Written task: Find the word "chevron" in the records below. List each line containing it.
+++ Available records
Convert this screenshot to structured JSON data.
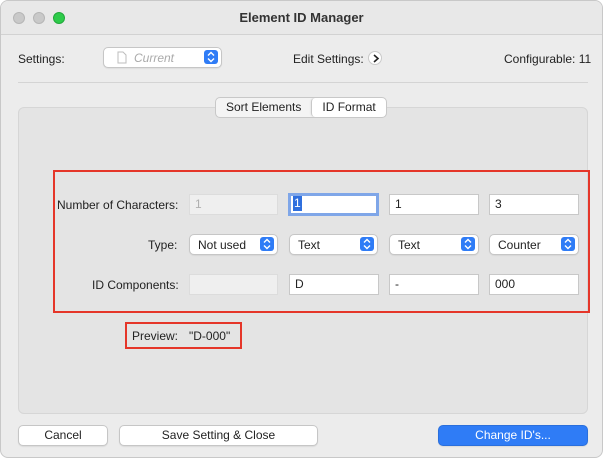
{
  "window": {
    "title": "Element ID Manager"
  },
  "header": {
    "settings_label": "Settings:",
    "settings_value": "Current",
    "edit_settings_label": "Edit Settings:",
    "configurable_text": "Configurable: 11"
  },
  "tabs": [
    {
      "label": "Sort Elements",
      "active": false
    },
    {
      "label": "ID Format",
      "active": true
    }
  ],
  "format": {
    "row_labels": {
      "num_chars": "Number of Characters:",
      "type": "Type:",
      "components": "ID Components:"
    },
    "columns": [
      {
        "num_chars": "1",
        "type": "Not used",
        "component": ""
      },
      {
        "num_chars": "1",
        "type": "Text",
        "component": "D"
      },
      {
        "num_chars": "1",
        "type": "Text",
        "component": "-"
      },
      {
        "num_chars": "3",
        "type": "Counter",
        "component": "000"
      }
    ]
  },
  "preview": {
    "label": "Preview:",
    "value": "\"D-000\""
  },
  "footer": {
    "cancel": "Cancel",
    "save_close": "Save Setting & Close",
    "change_ids": "Change ID's..."
  },
  "colors": {
    "accent": "#2f7cf6",
    "highlight_box": "#e53629",
    "focus_ring": "#7fa6e8"
  },
  "icons": [
    "document-icon",
    "chevron-updown-icon",
    "chevron-right-icon"
  ]
}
++++++
Response:
    "chevron-updown-icon",
    "chevron-right-icon"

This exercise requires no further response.